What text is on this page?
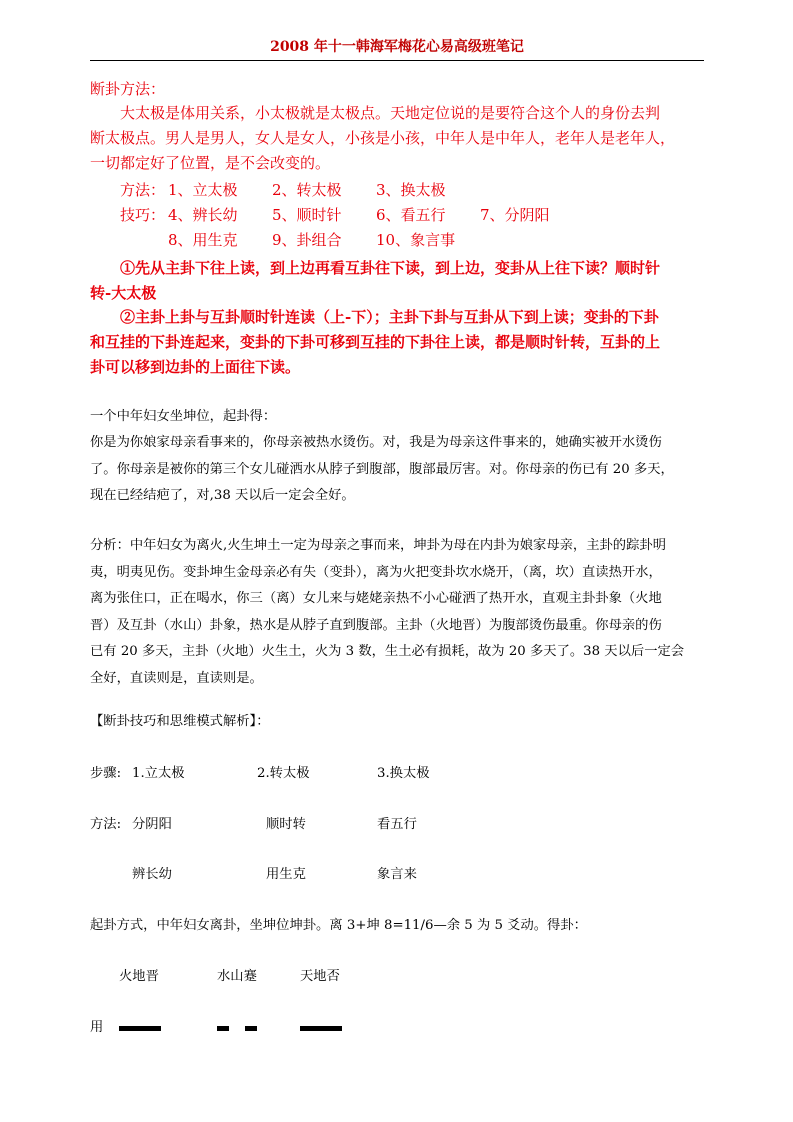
2008 年十一韩海军梅花心易高级班笔记

断卦方法：

大太极是体用关系，小太极就是太极点。天地定位说的是要符合这个人的身份去判
断太极点。男人是男人，女人是女人，小孩是小孩，中年人是中年人，老年人是老年人，
一切都定好了位置，是不会改变的。
方法： 1、立太极 2、转太极 3、换太极
技巧： 4、辨长幼 5、顺时针 6、看五行 7、分阴阳
8、用生克 9、卦组合 10、象言事
①先从主卦下往上读，到上边再看互卦往下读，到上边，变卦从上往下读？顺时针
转-大太极
②主卦上卦与互卦顺时针连读（上-下）；主卦下卦与互卦从下到上读；变卦的下卦
和互挂的下卦连起来，变卦的下卦可移到互挂的下卦往上读，都是顺时针转，互卦的上
卦可以移到边卦的上面往下读。
一个中年妇女坐坤位，起卦得：
你是为你娘家母亲看事来的，你母亲被热水烫伤。对，我是为母亲这件事来的，她确实被开水烫伤
了。你母亲是被你的第三个女儿碰洒水从脖子到腹部，腹部最厉害。对。你母亲的伤已有 20 多天，
现在已经结疤了，对,38 天以后一定会全好。
分析：中年妇女为离火,火生坤土一定为母亲之事而来，坤卦为母在内卦为娘家母亲，主卦的踪卦明
夷，明夷见伤。变卦坤生金母亲必有失（变卦），离为火把变卦坎水烧开，（离，坎）直读热开水，
离为张住口，正在喝水，你三（离）女儿来与姥姥亲热不小心碰洒了热开水，直观主卦卦象（火地
晋）及互卦（水山）卦象，热水是从脖子直到腹部。主卦（火地晋）为腹部烫伤最重。你母亲的伤
已有 20 多天，主卦（火地）火生土，火为 3 数，生土必有损耗，故为 20 多天了。38 天以后一定会
全好，直读则是，直读则是。
【断卦技巧和思维模式解析】：
步骤: 1.立太极	2.转太极	3.换太极
方法: 分阴阳	顺时转	看五行
辨长幼	用生克	象言来
起卦方式，中年妇女离卦，坐坤位坤卦。离 3+坤 8=11/6—余 5 为 5 爻动。得卦：
火地晋	水山蹇	天地否
用
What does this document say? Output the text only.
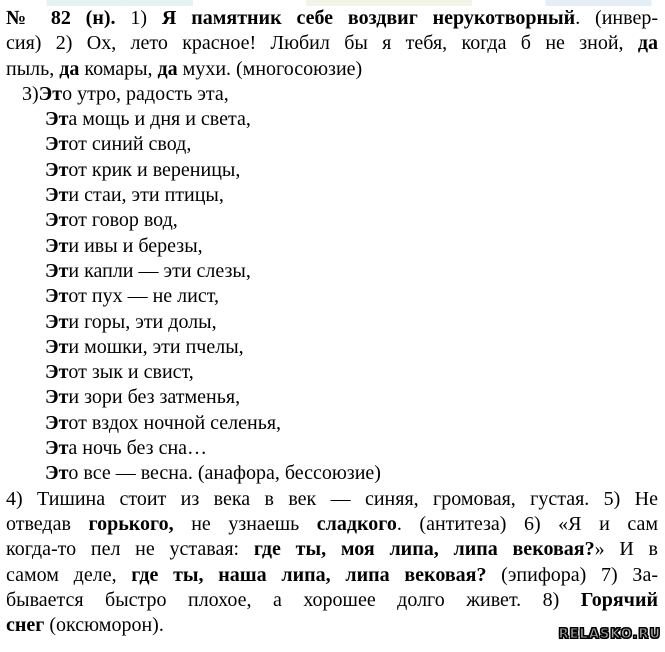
№ 82 (н). 1) Я памятник себе воздвиг нерукотворный. (инвер-
сия) 2) Ох, лето красное! Любил бы я тебя, когда б не зной, да
пыль, да комары, да мухи. (многосоюзие)
3)Это утро, радость эта,
Эта мощь и дня и света,
Этот синий свод,
Этот крик и вереницы,
Эти стаи, эти птицы,
Этот говор вод,
Эти ивы и березы,
Эти капли — эти слезы,
Этот пух — не лист,
Эти горы, эти долы,
Эти мошки, эти пчелы,
Этот зык и свист,
Эти зори без затменья,
Этот вздох ночной селенья,
Эта ночь без сна…
Это все — весна. (анафора, бессоюзие)
4) Тишина стоит из века в век — синяя, громовая, густая. 5) Не
отведав горького, не узнаешь сладкого. (антитеза) 6) «Я и сам
когда-то пел не уставая: где ты, моя липа, липа вековая?» И в
самом деле, где ты, наша липа, липа вековая? (эпифора) 7) За-
бывается быстро плохое, а хорошее долго живет. 8) Горячий
снег (оксюморон).	RELASKO.RU
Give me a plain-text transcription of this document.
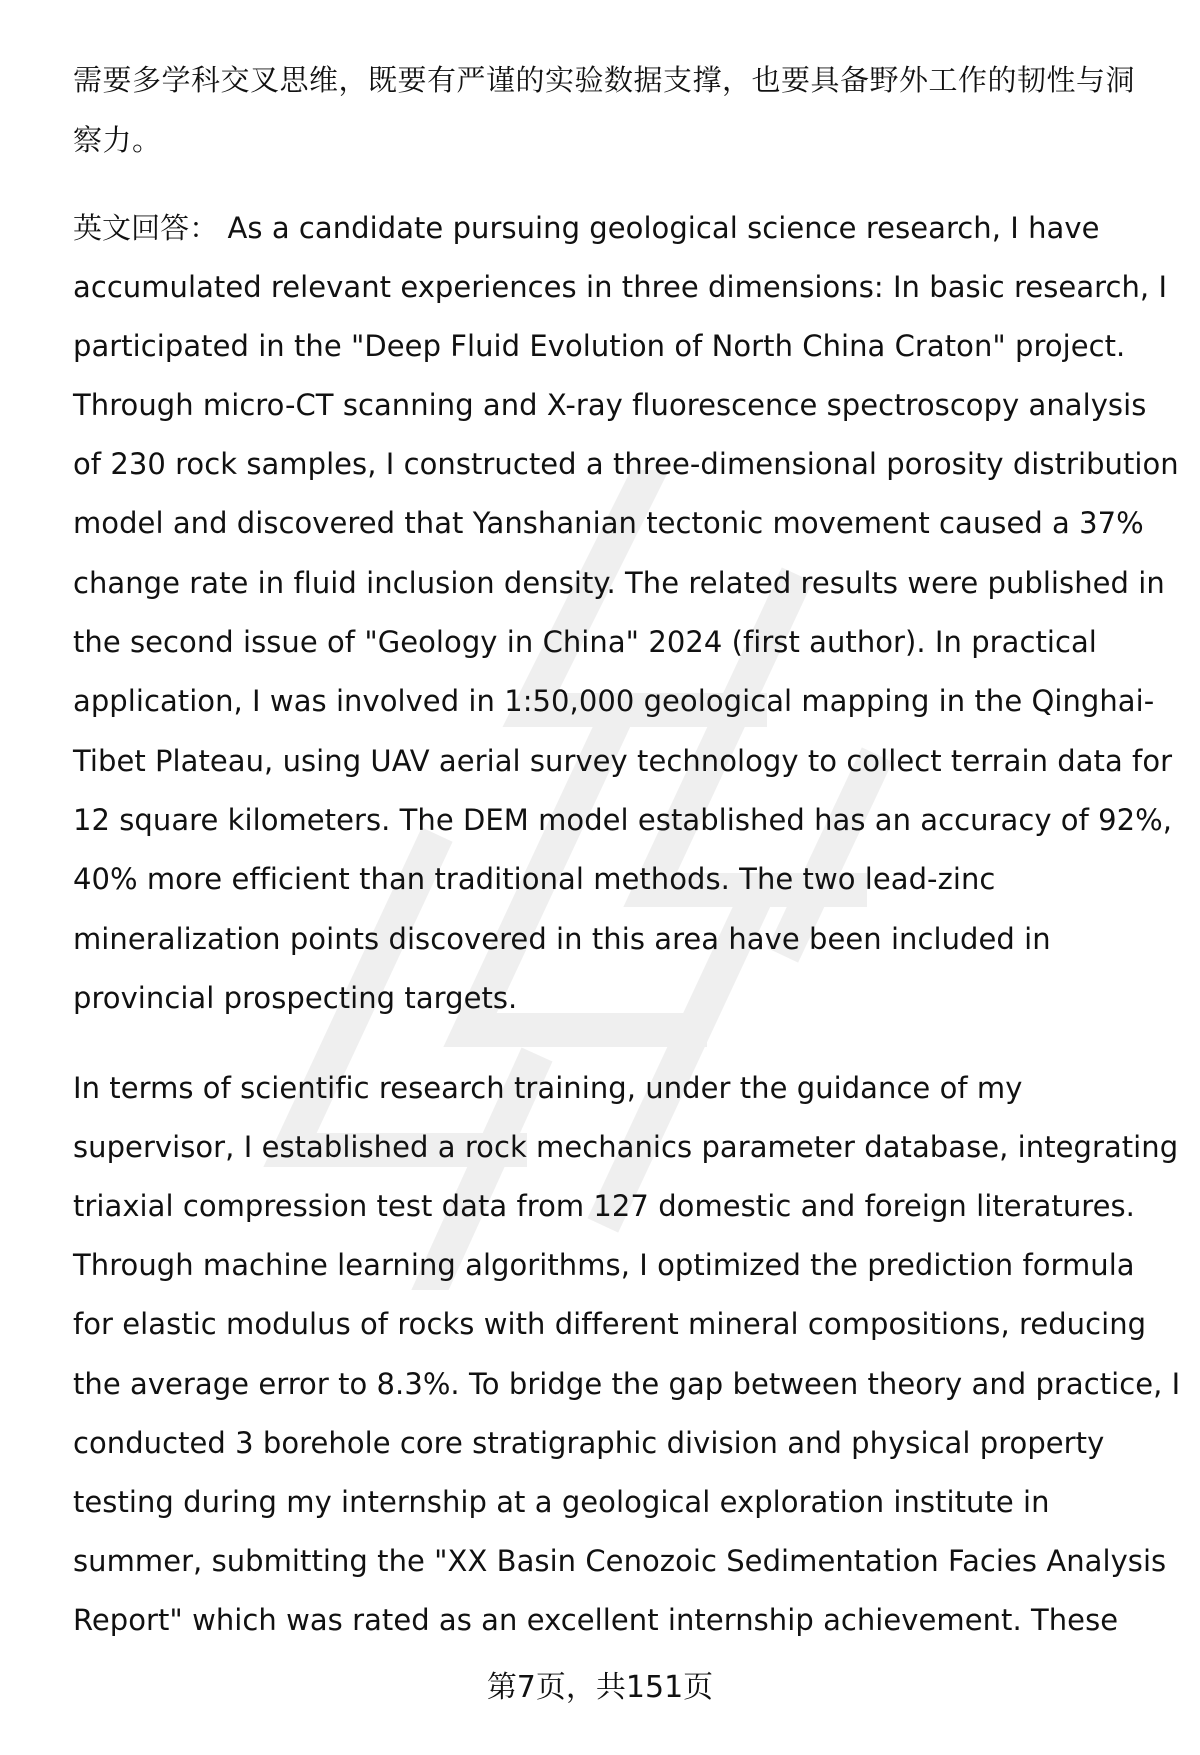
需要多学科交叉思维，既要有严谨的实验数据支撑，也要具备野外工作的韧性与洞
察力。
英文回答： As a candidate pursuing geological science research, I have
accumulated relevant experiences in three dimensions: In basic research, I
participated in the "Deep Fluid Evolution of North China Craton" project.
Through micro-CT scanning and X-ray fluorescence spectroscopy analysis
of 230 rock samples, I constructed a three-dimensional porosity distribution
model and discovered that Yanshanian tectonic movement caused a 37%
change rate in fluid inclusion density. The related results were published in
the second issue of "Geology in China" 2024 (first author). In practical
application, I was involved in 1:50,000 geological mapping in the Qinghai-
Tibet Plateau, using UAV aerial survey technology to collect terrain data for
12 square kilometers. The DEM model established has an accuracy of 92%,
40% more efficient than traditional methods. The two lead-zinc
mineralization points discovered in this area have been included in
provincial prospecting targets.
In terms of scientific research training, under the guidance of my
supervisor, I established a rock mechanics parameter database, integrating
triaxial compression test data from 127 domestic and foreign literatures.
Through machine learning algorithms, I optimized the prediction formula
for elastic modulus of rocks with different mineral compositions, reducing
the average error to 8.3%. To bridge the gap between theory and practice, I
conducted 3 borehole core stratigraphic division and physical property
testing during my internship at a geological exploration institute in
summer, submitting the "XX Basin Cenozoic Sedimentation Facies Analysis
Report" which was rated as an excellent internship achievement. These
第7页，共151页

———

> [To do]
Above are the records; reproduce them exactly and leave out the pictures.

> [Output of the exercise]
What text is on this page?
2008 年十一韩海军梅花心易高级班笔记

断卦方法：

大太极是体用关系，小太极就是太极点。天地定位说的是要符合这个人的身份去判
断太极点。男人是男人，女人是女人，小孩是小孩，中年人是中年人，老年人是老年人，
一切都定好了位置，是不会改变的。
方法： 1、立太极 2、转太极 3、换太极
技巧： 4、辨长幼 5、顺时针 6、看五行 7、分阴阳
8、用生克 9、卦组合 10、象言事
①先从主卦下往上读，到上边再看互卦往下读，到上边，变卦从上往下读？顺时针
转-大太极
②主卦上卦与互卦顺时针连读（上-下）；主卦下卦与互卦从下到上读；变卦的下卦
和互挂的下卦连起来，变卦的下卦可移到互挂的下卦往上读，都是顺时针转，互卦的上
卦可以移到边卦的上面往下读。
一个中年妇女坐坤位，起卦得：
你是为你娘家母亲看事来的，你母亲被热水烫伤。对，我是为母亲这件事来的，她确实被开水烫伤
了。你母亲是被你的第三个女儿碰洒水从脖子到腹部，腹部最厉害。对。你母亲的伤已有 20 多天，
现在已经结疤了，对,38 天以后一定会全好。
分析：中年妇女为离火,火生坤土一定为母亲之事而来，坤卦为母在内卦为娘家母亲，主卦的踪卦明
夷，明夷见伤。变卦坤生金母亲必有失（变卦），离为火把变卦坎水烧开，（离，坎）直读热开水，
离为张住口，正在喝水，你三（离）女儿来与姥姥亲热不小心碰洒了热开水，直观主卦卦象（火地
晋）及互卦（水山）卦象，热水是从脖子直到腹部。主卦（火地晋）为腹部烫伤最重。你母亲的伤
已有 20 多天，主卦（火地）火生土，火为 3 数，生土必有损耗，故为 20 多天了。38 天以后一定会
全好，直读则是，直读则是。
【断卦技巧和思维模式解析】：
步骤: 1.立太极	2.转太极	3.换太极
方法: 分阴阳	顺时转	看五行
辨长幼	用生克	象言来
起卦方式，中年妇女离卦，坐坤位坤卦。离 3+坤 8=11/6—余 5 为 5 爻动。得卦：
火地晋	水山蹇	天地否
用
What does this document say? Output the text only.
№ 82 (н). 1) Я памятник себе воздвиг нерукотворный. (инвер-
сия) 2) Ох, лето красное! Любил бы я тебя, когда б не зной, да
пыль, да комары, да мухи. (многосоюзие)
3)Это утро, радость эта,
Эта мощь и дня и света,
Этот синий свод,
Этот крик и вереницы,
Эти стаи, эти птицы,
Этот говор вод,
Эти ивы и березы,
Эти капли — эти слезы,
Этот пух — не лист,
Эти горы, эти долы,
Эти мошки, эти пчелы,
Этот зык и свист,
Эти зори без затменья,
Этот вздох ночной селенья,
Эта ночь без сна…
Это все — весна. (анафора, бессоюзие)
4) Тишина стоит из века в век — синяя, громовая, густая. 5) Не
отведав горького, не узнаешь сладкого. (антитеза) 6) «Я и сам
когда-то пел не уставая: где ты, моя липа, липа вековая?» И в
самом деле, где ты, наша липа, липа вековая? (эпифора) 7) За-
бывается быстро плохое, а хорошее долго живет. 8) Горячий
снег (оксюморон).	RELASKO.RU
Give me a plain-text transcription of this document.
需要多学科交叉思维，既要有严谨的实验数据支撑，也要具备野外工作的韧性与洞
察力。
英文回答： As a candidate pursuing geological science research, I have
accumulated relevant experiences in three dimensions: In basic research, I
participated in the "Deep Fluid Evolution of North China Craton" project.
Through micro-CT scanning and X-ray fluorescence spectroscopy analysis
of 230 rock samples, I constructed a three-dimensional porosity distribution
model and discovered that Yanshanian tectonic movement caused a 37%
change rate in fluid inclusion density. The related results were published in
the second issue of "Geology in China" 2024 (first author). In practical
application, I was involved in 1:50,000 geological mapping in the Qinghai-
Tibet Plateau, using UAV aerial survey technology to collect terrain data for
12 square kilometers. The DEM model established has an accuracy of 92%,
40% more efficient than traditional methods. The two lead-zinc
mineralization points discovered in this area have been included in
provincial prospecting targets.
In terms of scientific research training, under the guidance of my
supervisor, I established a rock mechanics parameter database, integrating
triaxial compression test data from 127 domestic and foreign literatures.
Through machine learning algorithms, I optimized the prediction formula
for elastic modulus of rocks with different mineral compositions, reducing
the average error to 8.3%. To bridge the gap between theory and practice, I
conducted 3 borehole core stratigraphic division and physical property
testing during my internship at a geological exploration institute in
summer, submitting the "XX Basin Cenozoic Sedimentation Facies Analysis
Report" which was rated as an excellent internship achievement. These
第7页，共151页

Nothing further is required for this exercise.